### [What is asked]
Identify the lines bearing the string "title" and gather them.

### [Records shown]
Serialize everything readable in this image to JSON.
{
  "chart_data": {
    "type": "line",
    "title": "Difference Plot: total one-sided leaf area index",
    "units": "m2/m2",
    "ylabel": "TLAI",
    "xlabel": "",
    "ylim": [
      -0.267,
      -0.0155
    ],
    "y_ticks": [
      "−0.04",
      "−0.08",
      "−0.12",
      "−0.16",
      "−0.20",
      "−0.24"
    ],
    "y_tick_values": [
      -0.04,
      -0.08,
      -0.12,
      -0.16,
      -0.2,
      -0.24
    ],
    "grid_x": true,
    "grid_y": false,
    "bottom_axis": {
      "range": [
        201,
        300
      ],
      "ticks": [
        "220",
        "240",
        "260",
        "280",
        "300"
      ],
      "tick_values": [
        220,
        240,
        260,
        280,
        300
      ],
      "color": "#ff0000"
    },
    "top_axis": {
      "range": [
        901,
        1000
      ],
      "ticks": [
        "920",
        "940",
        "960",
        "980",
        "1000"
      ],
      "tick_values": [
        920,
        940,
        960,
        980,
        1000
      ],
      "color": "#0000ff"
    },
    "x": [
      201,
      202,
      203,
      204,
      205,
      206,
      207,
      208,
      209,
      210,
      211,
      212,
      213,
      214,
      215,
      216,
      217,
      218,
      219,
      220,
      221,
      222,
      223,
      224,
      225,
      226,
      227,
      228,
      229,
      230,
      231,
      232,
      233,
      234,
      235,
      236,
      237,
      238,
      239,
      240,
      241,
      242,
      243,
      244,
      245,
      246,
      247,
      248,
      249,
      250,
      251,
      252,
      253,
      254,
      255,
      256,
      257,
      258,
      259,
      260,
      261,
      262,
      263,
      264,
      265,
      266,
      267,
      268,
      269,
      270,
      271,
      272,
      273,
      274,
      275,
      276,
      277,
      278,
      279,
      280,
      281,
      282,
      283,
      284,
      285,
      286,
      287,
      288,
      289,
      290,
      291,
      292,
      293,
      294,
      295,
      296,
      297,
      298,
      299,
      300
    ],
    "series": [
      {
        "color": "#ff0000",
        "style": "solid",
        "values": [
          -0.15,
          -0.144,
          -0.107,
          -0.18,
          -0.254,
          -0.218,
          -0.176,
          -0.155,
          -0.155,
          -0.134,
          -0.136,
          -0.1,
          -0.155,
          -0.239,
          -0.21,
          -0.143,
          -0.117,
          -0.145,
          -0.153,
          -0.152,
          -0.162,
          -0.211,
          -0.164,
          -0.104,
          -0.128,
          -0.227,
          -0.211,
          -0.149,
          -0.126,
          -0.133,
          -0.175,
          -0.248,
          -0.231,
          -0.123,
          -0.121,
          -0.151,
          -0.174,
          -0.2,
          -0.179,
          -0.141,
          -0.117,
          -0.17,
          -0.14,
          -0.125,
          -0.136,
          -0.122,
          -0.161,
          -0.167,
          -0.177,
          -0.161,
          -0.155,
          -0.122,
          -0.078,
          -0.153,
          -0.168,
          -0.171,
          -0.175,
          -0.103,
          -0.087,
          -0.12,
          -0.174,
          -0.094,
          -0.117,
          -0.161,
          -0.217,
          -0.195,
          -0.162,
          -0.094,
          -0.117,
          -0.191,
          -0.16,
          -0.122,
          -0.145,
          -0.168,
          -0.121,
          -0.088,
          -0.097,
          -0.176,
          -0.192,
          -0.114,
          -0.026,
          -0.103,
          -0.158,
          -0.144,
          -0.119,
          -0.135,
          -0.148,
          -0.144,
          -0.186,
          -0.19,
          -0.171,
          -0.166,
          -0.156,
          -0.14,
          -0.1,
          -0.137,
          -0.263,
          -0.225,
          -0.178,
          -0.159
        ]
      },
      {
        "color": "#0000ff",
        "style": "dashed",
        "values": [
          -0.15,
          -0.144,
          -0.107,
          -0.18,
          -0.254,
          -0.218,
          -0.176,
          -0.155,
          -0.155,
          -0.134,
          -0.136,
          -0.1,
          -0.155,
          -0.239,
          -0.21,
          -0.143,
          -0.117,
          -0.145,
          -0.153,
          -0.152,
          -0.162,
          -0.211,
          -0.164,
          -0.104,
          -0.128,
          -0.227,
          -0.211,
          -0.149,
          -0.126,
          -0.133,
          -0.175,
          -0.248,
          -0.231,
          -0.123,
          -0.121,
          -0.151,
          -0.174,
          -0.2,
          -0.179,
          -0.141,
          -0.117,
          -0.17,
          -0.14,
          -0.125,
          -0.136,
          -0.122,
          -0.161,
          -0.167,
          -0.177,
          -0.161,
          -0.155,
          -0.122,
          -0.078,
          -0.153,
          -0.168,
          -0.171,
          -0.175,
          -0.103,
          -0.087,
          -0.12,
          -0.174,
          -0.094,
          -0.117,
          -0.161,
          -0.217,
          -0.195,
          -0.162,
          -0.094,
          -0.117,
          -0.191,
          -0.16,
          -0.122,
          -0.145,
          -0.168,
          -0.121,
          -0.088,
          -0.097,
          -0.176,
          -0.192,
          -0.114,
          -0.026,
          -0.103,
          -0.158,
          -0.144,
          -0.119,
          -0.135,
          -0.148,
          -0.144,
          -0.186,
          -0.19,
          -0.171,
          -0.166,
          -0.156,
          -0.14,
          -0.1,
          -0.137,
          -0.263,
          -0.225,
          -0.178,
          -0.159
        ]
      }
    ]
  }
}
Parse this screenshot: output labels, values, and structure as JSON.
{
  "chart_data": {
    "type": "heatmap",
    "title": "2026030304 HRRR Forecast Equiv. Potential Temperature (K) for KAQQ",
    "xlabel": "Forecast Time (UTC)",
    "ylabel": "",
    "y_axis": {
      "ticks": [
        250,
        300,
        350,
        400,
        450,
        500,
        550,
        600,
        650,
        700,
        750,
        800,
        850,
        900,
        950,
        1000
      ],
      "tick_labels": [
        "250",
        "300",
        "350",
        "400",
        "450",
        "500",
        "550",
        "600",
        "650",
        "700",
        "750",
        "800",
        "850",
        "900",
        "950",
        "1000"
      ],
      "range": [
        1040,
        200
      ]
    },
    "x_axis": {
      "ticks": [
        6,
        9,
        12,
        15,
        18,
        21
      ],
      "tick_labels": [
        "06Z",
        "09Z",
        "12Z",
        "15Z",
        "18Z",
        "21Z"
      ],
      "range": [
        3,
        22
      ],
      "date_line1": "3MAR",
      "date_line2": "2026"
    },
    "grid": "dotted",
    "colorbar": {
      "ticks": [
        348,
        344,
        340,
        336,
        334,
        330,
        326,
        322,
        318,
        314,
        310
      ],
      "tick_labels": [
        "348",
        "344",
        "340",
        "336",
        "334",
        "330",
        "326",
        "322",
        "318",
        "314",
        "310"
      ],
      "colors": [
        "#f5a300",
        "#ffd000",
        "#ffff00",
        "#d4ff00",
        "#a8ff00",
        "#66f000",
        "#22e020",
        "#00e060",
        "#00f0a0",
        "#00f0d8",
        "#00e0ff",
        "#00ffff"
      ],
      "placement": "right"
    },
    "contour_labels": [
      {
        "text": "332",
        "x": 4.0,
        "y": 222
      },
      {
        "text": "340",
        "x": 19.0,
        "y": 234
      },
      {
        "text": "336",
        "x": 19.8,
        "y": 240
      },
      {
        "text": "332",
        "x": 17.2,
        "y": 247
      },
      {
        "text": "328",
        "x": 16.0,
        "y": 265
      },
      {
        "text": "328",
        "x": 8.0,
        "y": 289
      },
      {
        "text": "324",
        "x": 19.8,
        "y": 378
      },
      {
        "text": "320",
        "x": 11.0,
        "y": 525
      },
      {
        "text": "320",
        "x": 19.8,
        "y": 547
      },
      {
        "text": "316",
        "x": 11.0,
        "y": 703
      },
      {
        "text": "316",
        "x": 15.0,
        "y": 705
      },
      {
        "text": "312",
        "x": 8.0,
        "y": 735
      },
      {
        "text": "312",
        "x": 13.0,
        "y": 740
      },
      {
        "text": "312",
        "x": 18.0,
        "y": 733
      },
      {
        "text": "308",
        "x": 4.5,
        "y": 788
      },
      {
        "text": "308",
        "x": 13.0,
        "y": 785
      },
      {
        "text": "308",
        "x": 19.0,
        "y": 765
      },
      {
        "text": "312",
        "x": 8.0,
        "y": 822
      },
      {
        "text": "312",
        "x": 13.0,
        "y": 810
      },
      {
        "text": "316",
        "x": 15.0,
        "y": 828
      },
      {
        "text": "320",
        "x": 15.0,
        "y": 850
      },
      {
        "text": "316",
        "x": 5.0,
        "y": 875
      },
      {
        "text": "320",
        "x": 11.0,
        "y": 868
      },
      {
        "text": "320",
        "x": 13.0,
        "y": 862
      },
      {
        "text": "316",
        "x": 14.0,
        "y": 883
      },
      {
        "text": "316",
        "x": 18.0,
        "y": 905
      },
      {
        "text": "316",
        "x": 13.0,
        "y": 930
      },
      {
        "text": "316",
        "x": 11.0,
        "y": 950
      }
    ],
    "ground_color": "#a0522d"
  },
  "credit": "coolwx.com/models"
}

### [Answer for the task]
    "title": "Difference Plot: total one-sided leaf area index",
    "title": "2026030304 HRRR Forecast Equiv. Potential Temperature (K) for KAQQ",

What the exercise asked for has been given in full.